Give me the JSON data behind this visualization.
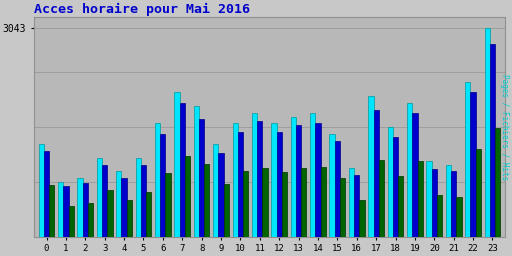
{
  "title": "Acces horaire pour Mai 2016",
  "title_color": "#0000cc",
  "ylabel_right": "Pages / Fichiers / Hits",
  "background_color": "#c8c8c8",
  "plot_bg_color": "#b8b8b8",
  "hours": [
    0,
    1,
    2,
    3,
    4,
    5,
    6,
    7,
    8,
    9,
    10,
    11,
    12,
    13,
    14,
    15,
    16,
    17,
    18,
    19,
    20,
    21,
    22,
    23
  ],
  "hits": [
    1350,
    800,
    850,
    1150,
    950,
    1150,
    1650,
    2100,
    1900,
    1350,
    1650,
    1800,
    1650,
    1750,
    1800,
    1500,
    1000,
    2050,
    1600,
    1950,
    1100,
    1050,
    2250,
    3043
  ],
  "fichiers": [
    1250,
    730,
    780,
    1050,
    850,
    1050,
    1500,
    1950,
    1720,
    1220,
    1530,
    1680,
    1520,
    1620,
    1660,
    1400,
    900,
    1850,
    1450,
    1800,
    980,
    950,
    2100,
    2800
  ],
  "pages": [
    750,
    440,
    490,
    680,
    530,
    650,
    920,
    1170,
    1060,
    760,
    950,
    1000,
    940,
    1000,
    1020,
    850,
    540,
    1120,
    890,
    1100,
    600,
    580,
    1280,
    1580
  ],
  "color_hits": "#00e5ff",
  "color_fichiers": "#0000cd",
  "color_pages": "#006400",
  "bar_width": 0.27,
  "ylim": [
    0,
    3200
  ],
  "yticks": [
    3043
  ],
  "ytick_labels": [
    "3043"
  ],
  "grid_levels": [
    800,
    1600,
    2400,
    3043
  ],
  "font_family": "monospace"
}
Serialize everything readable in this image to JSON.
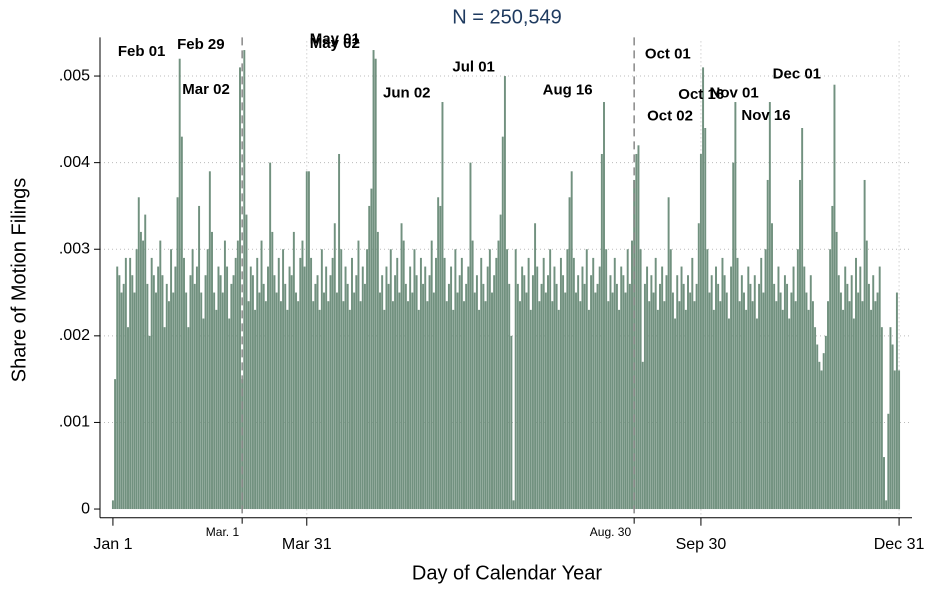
{
  "chart_data": {
    "type": "bar",
    "title": "N =   250,549",
    "x_label": "Day of Calendar Year",
    "y_label": "Share of Motion Filings",
    "color": "#71917f",
    "grid": true,
    "xlim": [
      -5,
      372
    ],
    "ylim": [
      -0.0001,
      0.0054
    ],
    "xticks": [
      {
        "value": 1,
        "label": "Jan 1"
      },
      {
        "value": 91,
        "label": "Mar 31"
      },
      {
        "value": 274,
        "label": "Sep 30"
      },
      {
        "value": 366,
        "label": "Dec 31"
      }
    ],
    "yticks": [
      0,
      {
        "value": 0.001,
        "label": ".001"
      },
      {
        "value": 0.002,
        "label": ".002"
      },
      {
        "value": 0.003,
        "label": ".003"
      },
      {
        "value": 0.004,
        "label": ".004"
      },
      {
        "value": 0.005,
        "label": ".005"
      }
    ],
    "reference_lines": [
      {
        "value": 61,
        "label": "Mar. 1"
      },
      {
        "value": 243,
        "label": "Aug. 30"
      }
    ],
    "annotations": [
      {
        "text": "Feb 01",
        "x": 3.3,
        "y": 0.00528
      },
      {
        "text": "Feb 29",
        "x": 30.8,
        "y": 0.00536
      },
      {
        "text": "Mar 02",
        "x": 33.2,
        "y": 0.00484
      },
      {
        "text": "May 01",
        "x": 92.4,
        "y": 0.00542
      },
      {
        "text": "May 02",
        "x": 92.4,
        "y": 0.00537
      },
      {
        "text": "Jun 02",
        "x": 126.4,
        "y": 0.0048
      },
      {
        "text": "Jul 01",
        "x": 158.6,
        "y": 0.0051
      },
      {
        "text": "Aug 16",
        "x": 200.5,
        "y": 0.00483
      },
      {
        "text": "Oct 01",
        "x": 248,
        "y": 0.00525
      },
      {
        "text": "Oct 02",
        "x": 249,
        "y": 0.00453
      },
      {
        "text": "Oct 16",
        "x": 263.5,
        "y": 0.00478
      },
      {
        "text": "Nov 01",
        "x": 278,
        "y": 0.0048
      },
      {
        "text": "Nov 16",
        "x": 292.8,
        "y": 0.00454
      },
      {
        "text": "Dec 01",
        "x": 307.3,
        "y": 0.00502
      }
    ],
    "x": [
      1,
      2,
      3,
      4,
      5,
      6,
      7,
      8,
      9,
      10,
      11,
      12,
      13,
      14,
      15,
      16,
      17,
      18,
      19,
      20,
      21,
      22,
      23,
      24,
      25,
      26,
      27,
      28,
      29,
      30,
      31,
      32,
      33,
      34,
      35,
      36,
      37,
      38,
      39,
      40,
      41,
      42,
      43,
      44,
      45,
      46,
      47,
      48,
      49,
      50,
      51,
      52,
      53,
      54,
      55,
      56,
      57,
      58,
      59,
      60,
      61,
      62,
      63,
      64,
      65,
      66,
      67,
      68,
      69,
      70,
      71,
      72,
      73,
      74,
      75,
      76,
      77,
      78,
      79,
      80,
      81,
      82,
      83,
      84,
      85,
      86,
      87,
      88,
      89,
      90,
      91,
      92,
      93,
      94,
      95,
      96,
      97,
      98,
      99,
      100,
      101,
      102,
      103,
      104,
      105,
      106,
      107,
      108,
      109,
      110,
      111,
      112,
      113,
      114,
      115,
      116,
      117,
      118,
      119,
      120,
      121,
      122,
      123,
      124,
      125,
      126,
      127,
      128,
      129,
      130,
      131,
      132,
      133,
      134,
      135,
      136,
      137,
      138,
      139,
      140,
      141,
      142,
      143,
      144,
      145,
      146,
      147,
      148,
      149,
      150,
      151,
      152,
      153,
      154,
      155,
      156,
      157,
      158,
      159,
      160,
      161,
      162,
      163,
      164,
      165,
      166,
      167,
      168,
      169,
      170,
      171,
      172,
      173,
      174,
      175,
      176,
      177,
      178,
      179,
      180,
      181,
      182,
      183,
      184,
      185,
      186,
      187,
      188,
      189,
      190,
      191,
      192,
      193,
      194,
      195,
      196,
      197,
      198,
      199,
      200,
      201,
      202,
      203,
      204,
      205,
      206,
      207,
      208,
      209,
      210,
      211,
      212,
      213,
      214,
      215,
      216,
      217,
      218,
      219,
      220,
      221,
      222,
      223,
      224,
      225,
      226,
      227,
      228,
      229,
      230,
      231,
      232,
      233,
      234,
      235,
      236,
      237,
      238,
      239,
      240,
      241,
      242,
      243,
      244,
      245,
      246,
      247,
      248,
      249,
      250,
      251,
      252,
      253,
      254,
      255,
      256,
      257,
      258,
      259,
      260,
      261,
      262,
      263,
      264,
      265,
      266,
      267,
      268,
      269,
      270,
      271,
      272,
      273,
      274,
      275,
      276,
      277,
      278,
      279,
      280,
      281,
      282,
      283,
      284,
      285,
      286,
      287,
      288,
      289,
      290,
      291,
      292,
      293,
      294,
      295,
      296,
      297,
      298,
      299,
      300,
      301,
      302,
      303,
      304,
      305,
      306,
      307,
      308,
      309,
      310,
      311,
      312,
      313,
      314,
      315,
      316,
      317,
      318,
      319,
      320,
      321,
      322,
      323,
      324,
      325,
      326,
      327,
      328,
      329,
      330,
      331,
      332,
      333,
      334,
      335,
      336,
      337,
      338,
      339,
      340,
      341,
      342,
      343,
      344,
      345,
      346,
      347,
      348,
      349,
      350,
      351,
      352,
      353,
      354,
      355,
      356,
      357,
      358,
      359,
      360,
      361,
      362,
      363,
      364,
      365,
      366
    ],
    "values": [
      0.0001,
      0.0015,
      0.0028,
      0.0027,
      0.0025,
      0.0026,
      0.0029,
      0.0021,
      0.0029,
      0.0027,
      0.0025,
      0.003,
      0.0036,
      0.0032,
      0.0031,
      0.0034,
      0.0026,
      0.002,
      0.0029,
      0.0027,
      0.0025,
      0.0028,
      0.0031,
      0.0027,
      0.0021,
      0.0026,
      0.0024,
      0.003,
      0.0025,
      0.0028,
      0.0036,
      0.0052,
      0.0043,
      0.0029,
      0.0025,
      0.0021,
      0.0027,
      0.003,
      0.0026,
      0.0028,
      0.0035,
      0.0025,
      0.0022,
      0.0027,
      0.003,
      0.0039,
      0.0032,
      0.0025,
      0.0023,
      0.0028,
      0.0027,
      0.0025,
      0.0031,
      0.0028,
      0.0022,
      0.0026,
      0.0027,
      0.0029,
      0.0031,
      0.0051,
      0.0015,
      0.0053,
      0.0034,
      0.0024,
      0.0028,
      0.0027,
      0.0023,
      0.0029,
      0.0025,
      0.0031,
      0.0026,
      0.0024,
      0.0028,
      0.004,
      0.0032,
      0.0027,
      0.0025,
      0.0029,
      0.0024,
      0.003,
      0.0026,
      0.0023,
      0.0028,
      0.0027,
      0.0032,
      0.0025,
      0.0024,
      0.0029,
      0.0031,
      0.0028,
      0.0039,
      0.0039,
      0.0029,
      0.0024,
      0.0026,
      0.0027,
      0.0023,
      0.003,
      0.0025,
      0.0028,
      0.0024,
      0.0027,
      0.0029,
      0.0033,
      0.0025,
      0.0041,
      0.003,
      0.0024,
      0.0028,
      0.0026,
      0.0023,
      0.0029,
      0.0025,
      0.0027,
      0.0031,
      0.0024,
      0.0028,
      0.0026,
      0.003,
      0.0035,
      0.0037,
      0.0053,
      0.0052,
      0.0032,
      0.0025,
      0.0027,
      0.0023,
      0.0028,
      0.0026,
      0.003,
      0.0024,
      0.0027,
      0.0029,
      0.0025,
      0.0033,
      0.0031,
      0.0026,
      0.0024,
      0.0028,
      0.0025,
      0.003,
      0.0027,
      0.0023,
      0.0029,
      0.0026,
      0.0028,
      0.0024,
      0.0027,
      0.0031,
      0.0025,
      0.0029,
      0.0036,
      0.0035,
      0.0047,
      0.0029,
      0.0024,
      0.0026,
      0.0028,
      0.0023,
      0.003,
      0.0025,
      0.0027,
      0.0029,
      0.0024,
      0.0026,
      0.0028,
      0.004,
      0.0031,
      0.0025,
      0.0027,
      0.0023,
      0.0029,
      0.0026,
      0.0024,
      0.0028,
      0.003,
      0.0025,
      0.0027,
      0.0029,
      0.0031,
      0.0034,
      0.0043,
      0.005,
      0.003,
      0.0026,
      0.002,
      0.0001,
      0.003,
      0.0026,
      0.0024,
      0.0028,
      0.0027,
      0.0025,
      0.0029,
      0.0023,
      0.0027,
      0.0033,
      0.0028,
      0.0024,
      0.0026,
      0.0029,
      0.0025,
      0.0027,
      0.003,
      0.0024,
      0.0028,
      0.0026,
      0.0023,
      0.0029,
      0.0027,
      0.0025,
      0.003,
      0.0036,
      0.0039,
      0.0029,
      0.0025,
      0.0027,
      0.0024,
      0.0028,
      0.0026,
      0.003,
      0.0023,
      0.0027,
      0.0029,
      0.0025,
      0.0026,
      0.0028,
      0.0041,
      0.0047,
      0.003,
      0.0024,
      0.0027,
      0.0025,
      0.0029,
      0.0026,
      0.0023,
      0.0028,
      0.0027,
      0.0025,
      0.003,
      0.0026,
      0.0031,
      0.0038,
      0.0041,
      0.0042,
      0.003,
      0.0017,
      0.0026,
      0.0028,
      0.0024,
      0.0027,
      0.0025,
      0.0029,
      0.0023,
      0.0026,
      0.0028,
      0.0024,
      0.0027,
      0.0036,
      0.003,
      0.0025,
      0.0022,
      0.0027,
      0.0024,
      0.0028,
      0.0026,
      0.0023,
      0.0027,
      0.0025,
      0.0029,
      0.0024,
      0.0026,
      0.0033,
      0.0041,
      0.0051,
      0.0044,
      0.003,
      0.0025,
      0.0027,
      0.0023,
      0.0028,
      0.0026,
      0.0024,
      0.0029,
      0.0027,
      0.0025,
      0.0022,
      0.0028,
      0.004,
      0.0047,
      0.0029,
      0.0024,
      0.0027,
      0.0025,
      0.0023,
      0.0028,
      0.0026,
      0.0024,
      0.0027,
      0.0022,
      0.0026,
      0.0029,
      0.0025,
      0.003,
      0.0038,
      0.0047,
      0.0033,
      0.0026,
      0.0024,
      0.0028,
      0.0025,
      0.0023,
      0.0027,
      0.0026,
      0.0022,
      0.0025,
      0.0028,
      0.0024,
      0.003,
      0.0038,
      0.0044,
      0.0028,
      0.0025,
      0.0023,
      0.0027,
      0.0024,
      0.0021,
      0.0019,
      0.0017,
      0.0016,
      0.0018,
      0.002,
      0.0024,
      0.003,
      0.0035,
      0.0049,
      0.0032,
      0.0027,
      0.0025,
      0.0023,
      0.0028,
      0.0026,
      0.0024,
      0.0027,
      0.0022,
      0.0029,
      0.0025,
      0.0028,
      0.0024,
      0.0038,
      0.0031,
      0.0026,
      0.0023,
      0.0027,
      0.0024,
      0.0025,
      0.0028,
      0.0021,
      0.0006,
      0.0001,
      0.0011,
      0.0021,
      0.0019,
      0.0016,
      0.0025,
      0.0016
    ]
  }
}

§ **Set task**: From the listing, copy each line containing the word "this".

§ **Complete answer**:
Give me the JSON data behind this visualization.
Serialize everything readable in this image to JSON.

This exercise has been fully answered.